● JOB: Retype the data below without altering anything.

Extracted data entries

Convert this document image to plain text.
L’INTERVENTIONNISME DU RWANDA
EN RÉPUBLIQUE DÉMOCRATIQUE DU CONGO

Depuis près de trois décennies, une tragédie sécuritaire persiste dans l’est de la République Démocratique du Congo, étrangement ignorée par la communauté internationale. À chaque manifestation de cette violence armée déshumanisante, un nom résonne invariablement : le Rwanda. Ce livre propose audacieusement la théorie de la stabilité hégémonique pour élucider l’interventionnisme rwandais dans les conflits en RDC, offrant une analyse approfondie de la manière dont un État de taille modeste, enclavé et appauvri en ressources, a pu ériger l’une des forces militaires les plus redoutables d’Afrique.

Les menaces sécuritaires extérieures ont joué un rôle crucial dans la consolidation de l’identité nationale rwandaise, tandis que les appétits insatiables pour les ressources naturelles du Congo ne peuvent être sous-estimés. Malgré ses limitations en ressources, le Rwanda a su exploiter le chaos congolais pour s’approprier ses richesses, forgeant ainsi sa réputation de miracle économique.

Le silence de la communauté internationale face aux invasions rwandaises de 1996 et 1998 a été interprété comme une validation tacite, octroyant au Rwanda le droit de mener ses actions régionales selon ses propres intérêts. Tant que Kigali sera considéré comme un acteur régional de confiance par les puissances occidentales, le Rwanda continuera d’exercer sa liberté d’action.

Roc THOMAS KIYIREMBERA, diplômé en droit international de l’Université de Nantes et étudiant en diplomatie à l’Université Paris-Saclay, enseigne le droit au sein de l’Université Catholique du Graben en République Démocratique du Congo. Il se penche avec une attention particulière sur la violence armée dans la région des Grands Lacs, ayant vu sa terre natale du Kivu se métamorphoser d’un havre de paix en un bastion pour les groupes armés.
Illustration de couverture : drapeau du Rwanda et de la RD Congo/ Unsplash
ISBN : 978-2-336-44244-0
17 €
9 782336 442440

● ANSWER FOR THE TASK:
Convert this document image to plain text.
L’INTERVENTIONNISME DU RWANDA
EN RÉPUBLIQUE DÉMOCRATIQUE DU CONGO

Depuis près de trois décennies, une tragédie sécuritaire persiste dans l’est de la République Démocratique du Congo, étrangement ignorée par la communauté internationale. À chaque manifestation de cette violence armée déshumanisante, un nom résonne invariablement : le Rwanda. Ce livre propose audacieusement la théorie de la stabilité hégémonique pour élucider l’interventionnisme rwandais dans les conflits en RDC, offrant une analyse approfondie de la manière dont un État de taille modeste, enclavé et appauvri en ressources, a pu ériger l’une des forces militaires les plus redoutables d’Afrique.

Les menaces sécuritaires extérieures ont joué un rôle crucial dans la consolidation de l’identité nationale rwandaise, tandis que les appétits insatiables pour les ressources naturelles du Congo ne peuvent être sous-estimés. Malgré ses limitations en ressources, le Rwanda a su exploiter le chaos congolais pour s’approprier ses richesses, forgeant ainsi sa réputation de miracle économique.

Le silence de la communauté internationale face aux invasions rwandaises de 1996 et 1998 a été interprété comme une validation tacite, octroyant au Rwanda le droit de mener ses actions régionales selon ses propres intérêts. Tant que Kigali sera considéré comme un acteur régional de confiance par les puissances occidentales, le Rwanda continuera d’exercer sa liberté d’action.

Roc THOMAS KIYIREMBERA, diplômé en droit international de l’Université de Nantes et étudiant en diplomatie à l’Université Paris-Saclay, enseigne le droit au sein de l’Université Catholique du Graben en République Démocratique du Congo. Il se penche avec une attention particulière sur la violence armée dans la région des Grands Lacs, ayant vu sa terre natale du Kivu se métamorphoser d’un havre de paix en un bastion pour les groupes armés.
Illustration de couverture : drapeau du Rwanda et de la RD Congo/ Unsplash
ISBN : 978-2-336-44244-0
17 €
9 782336 442440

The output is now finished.